▸ Task to complete
Without including the pictures, copy out every line below.

[Dataset items]
★ ★ ★ ★ ★ ★ ★

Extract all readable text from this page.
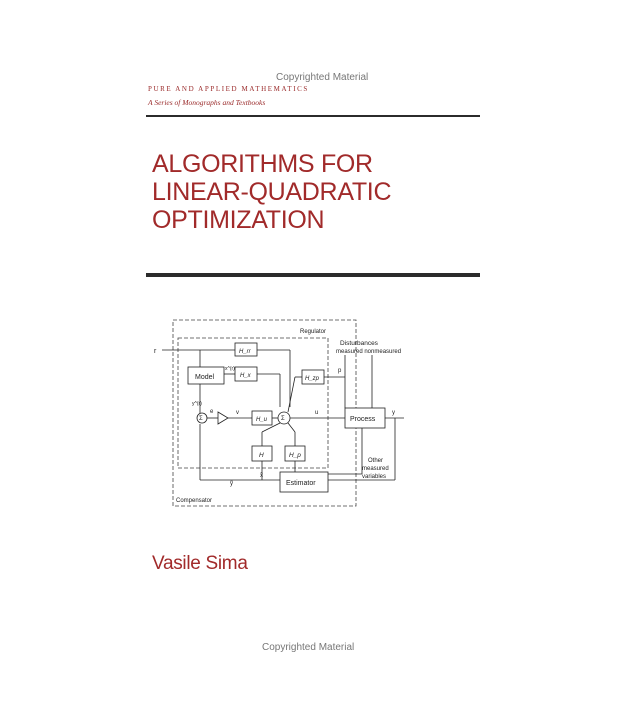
Copyrighted Material
PURE AND APPLIED MATHEMATICS
A Series of Monographs and Textbooks
ALGORITHMS FOR
LINEAR-QUADRATIC
OPTIMIZATION
r	H_rr
Model
x^(r)
H_x
y^(r)
Σ
e	v
H_u Σ
u
H_zp
p
Disturbances
measured nonmeasured
Regulator
Process
y
Other
measured
variables
H	H_p
Estimator
x̂
ỹ
Compensator
Vasile Sima
Copyrighted Material
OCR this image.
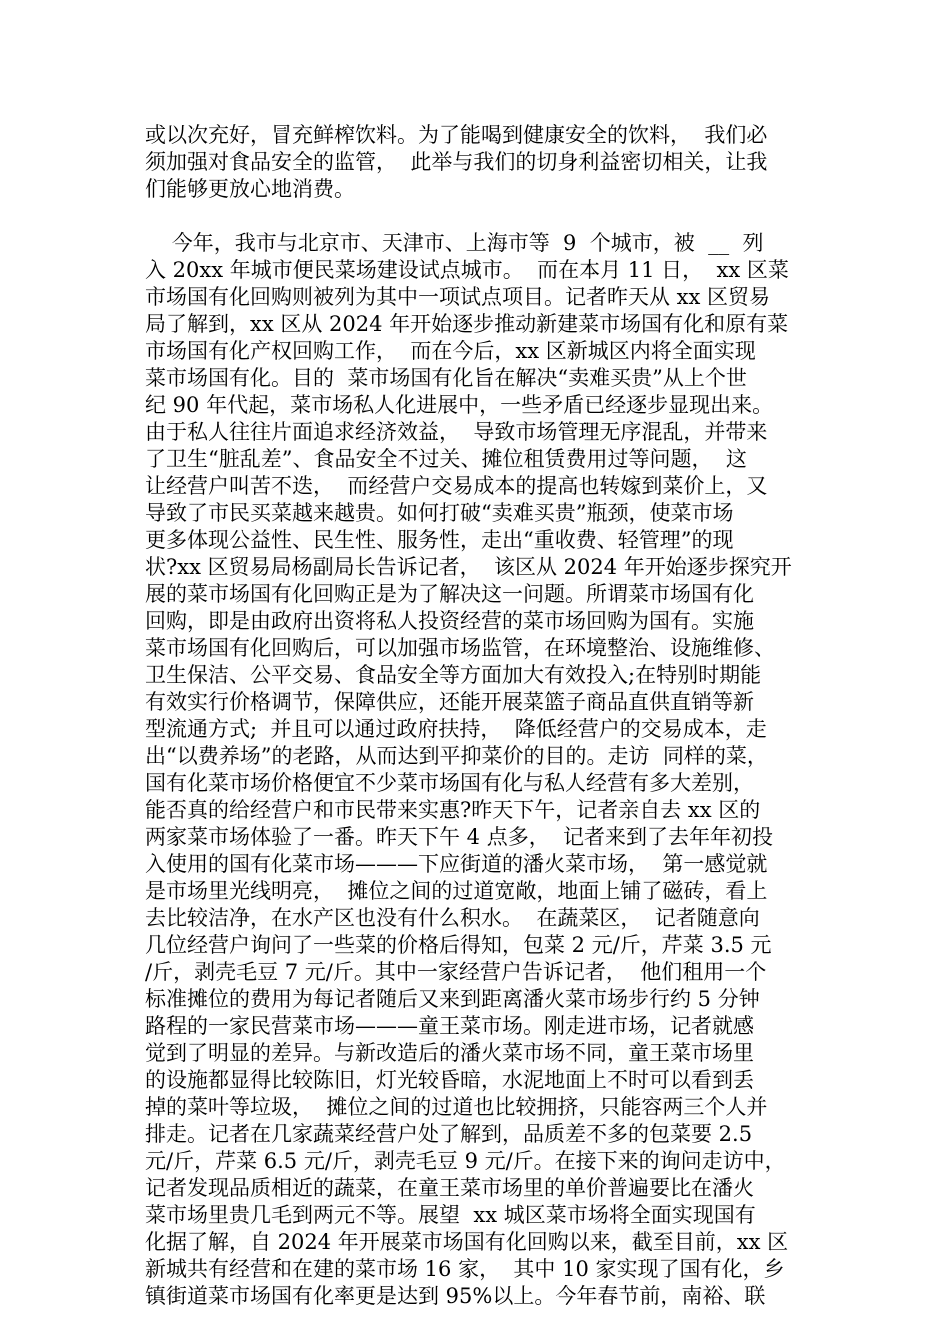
或以次充好，冒充鲜榨饮料。为了能喝到健康安全的饮料，  我们必
须加强对食品安全的监管，  此举与我们的切身利益密切相关，让我
们能够更放心地消费。
今年，我市与北京市、天津市、上海市等  9  个城市，被  __  列
入 20xx 年城市便民菜场建设试点城市。  而在本月 11 日，  xx 区菜
市场国有化回购则被列为其中一项试点项目。记者昨天从 xx 区贸易
局了解到，xx 区从 2024 年开始逐步推动新建菜市场国有化和原有菜
市场国有化产权回购工作，  而在今后，xx 区新城区内将全面实现
菜市场国有化。目的  菜市场国有化旨在解决“卖难买贵”从上个世
纪 90 年代起，菜市场私人化进展中，一些矛盾已经逐步显现出来。
由于私人往往片面追求经济效益，  导致市场管理无序混乱，并带来
了卫生“脏乱差”、食品安全不过关、摊位租赁费用过等问题，  这
让经营户叫苦不迭，  而经营户交易成本的提高也转嫁到菜价上，又
导致了市民买菜越来越贵。如何打破“卖难买贵”瓶颈，使菜市场
更多体现公益性、民生性、服务性，走出“重收费、轻管理”的现
状?xx 区贸易局杨副局长告诉记者，  该区从 2024 年开始逐步探究开
展的菜市场国有化回购正是为了解决这一问题。所谓菜市场国有化
回购，即是由政府出资将私人投资经营的菜市场回购为国有。实施
菜市场国有化回购后，可以加强市场监管，在环境整治、设施维修、
卫生保洁、公平交易、食品安全等方面加大有效投入;在特别时期能
有效实行价格调节，保障供应，还能开展菜篮子商品直供直销等新
型流通方式;  并且可以通过政府扶持，  降低经营户的交易成本，走
出“以费养场”的老路，从而达到平抑菜价的目的。走访  同样的菜，
国有化菜市场价格便宜不少菜市场国有化与私人经营有多大差别，
能否真的给经营户和市民带来实惠?昨天下午，记者亲自去 xx 区的
两家菜市场体验了一番。昨天下午 4 点多，  记者来到了去年年初投
入使用的国有化菜市场———下应街道的潘火菜市场，  第一感觉就
是市场里光线明亮，  摊位之间的过道宽敞，地面上铺了磁砖，看上
去比较洁净，在水产区也没有什么积水。  在蔬菜区，  记者随意向
几位经营户询问了一些菜的价格后得知，包菜 2 元/斤，芹菜 3.5 元
/斤，剥壳毛豆 7 元/斤。其中一家经营户告诉记者，  他们租用一个
标准摊位的费用为每记者随后又来到距离潘火菜市场步行约 5 分钟
路程的一家民营菜市场———童王菜市场。刚走进市场，记者就感
觉到了明显的差异。与新改造后的潘火菜市场不同，童王菜市场里
的设施都显得比较陈旧，灯光较昏暗，水泥地面上不时可以看到丢
掉的菜叶等垃圾，  摊位之间的过道也比较拥挤，只能容两三个人并
排走。记者在几家蔬菜经营户处了解到，品质差不多的包菜要 2.5
元/斤，芹菜 6.5 元/斤，剥壳毛豆 9 元/斤。在接下来的询问走访中，
记者发现品质相近的蔬菜，在童王菜市场里的单价普遍要比在潘火
菜市场里贵几毛到两元不等。展望  xx 城区菜市场将全面实现国有
化据了解，自 2024 年开展菜市场国有化回购以来，截至目前，xx 区
新城共有经营和在建的菜市场 16 家，  其中 10 家实现了国有化，乡
镇街道菜市场国有化率更是达到 95%以上。今年春节前，南裕、联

★ ★ ★ ★ ★ ★ ★

▸ Expected answer
Extract all readable text from this page.
Copyrighted Material
PURE AND APPLIED MATHEMATICS
A Series of Monographs and Textbooks
ALGORITHMS FOR
LINEAR-QUADRATIC
OPTIMIZATION
r	H_rr
Model
x^(r)
H_x
y^(r)
Σ
e	v
H_u Σ
u
H_zp
p
Disturbances
measured nonmeasured
Regulator
Process
y
Other
measured
variables
H	H_p
Estimator
x̂
ỹ
Compensator
Vasile Sima
Copyrighted Material
OCR this image.
或以次充好，冒充鲜榨饮料。为了能喝到健康安全的饮料，  我们必
须加强对食品安全的监管，  此举与我们的切身利益密切相关，让我
们能够更放心地消费。
今年，我市与北京市、天津市、上海市等  9  个城市，被  __  列
入 20xx 年城市便民菜场建设试点城市。  而在本月 11 日，  xx 区菜
市场国有化回购则被列为其中一项试点项目。记者昨天从 xx 区贸易
局了解到，xx 区从 2024 年开始逐步推动新建菜市场国有化和原有菜
市场国有化产权回购工作，  而在今后，xx 区新城区内将全面实现
菜市场国有化。目的  菜市场国有化旨在解决“卖难买贵”从上个世
纪 90 年代起，菜市场私人化进展中，一些矛盾已经逐步显现出来。
由于私人往往片面追求经济效益，  导致市场管理无序混乱，并带来
了卫生“脏乱差”、食品安全不过关、摊位租赁费用过等问题，  这
让经营户叫苦不迭，  而经营户交易成本的提高也转嫁到菜价上，又
导致了市民买菜越来越贵。如何打破“卖难买贵”瓶颈，使菜市场
更多体现公益性、民生性、服务性，走出“重收费、轻管理”的现
状?xx 区贸易局杨副局长告诉记者，  该区从 2024 年开始逐步探究开
展的菜市场国有化回购正是为了解决这一问题。所谓菜市场国有化
回购，即是由政府出资将私人投资经营的菜市场回购为国有。实施
菜市场国有化回购后，可以加强市场监管，在环境整治、设施维修、
卫生保洁、公平交易、食品安全等方面加大有效投入;在特别时期能
有效实行价格调节，保障供应，还能开展菜篮子商品直供直销等新
型流通方式;  并且可以通过政府扶持，  降低经营户的交易成本，走
出“以费养场”的老路，从而达到平抑菜价的目的。走访  同样的菜，
国有化菜市场价格便宜不少菜市场国有化与私人经营有多大差别，
能否真的给经营户和市民带来实惠?昨天下午，记者亲自去 xx 区的
两家菜市场体验了一番。昨天下午 4 点多，  记者来到了去年年初投
入使用的国有化菜市场———下应街道的潘火菜市场，  第一感觉就
是市场里光线明亮，  摊位之间的过道宽敞，地面上铺了磁砖，看上
去比较洁净，在水产区也没有什么积水。  在蔬菜区，  记者随意向
几位经营户询问了一些菜的价格后得知，包菜 2 元/斤，芹菜 3.5 元
/斤，剥壳毛豆 7 元/斤。其中一家经营户告诉记者，  他们租用一个
标准摊位的费用为每记者随后又来到距离潘火菜市场步行约 5 分钟
路程的一家民营菜市场———童王菜市场。刚走进市场，记者就感
觉到了明显的差异。与新改造后的潘火菜市场不同，童王菜市场里
的设施都显得比较陈旧，灯光较昏暗，水泥地面上不时可以看到丢
掉的菜叶等垃圾，  摊位之间的过道也比较拥挤，只能容两三个人并
排走。记者在几家蔬菜经营户处了解到，品质差不多的包菜要 2.5
元/斤，芹菜 6.5 元/斤，剥壳毛豆 9 元/斤。在接下来的询问走访中，
记者发现品质相近的蔬菜，在童王菜市场里的单价普遍要比在潘火
菜市场里贵几毛到两元不等。展望  xx 城区菜市场将全面实现国有
化据了解，自 2024 年开展菜市场国有化回购以来，截至目前，xx 区
新城共有经营和在建的菜市场 16 家，  其中 10 家实现了国有化，乡
镇街道菜市场国有化率更是达到 95%以上。今年春节前，南裕、联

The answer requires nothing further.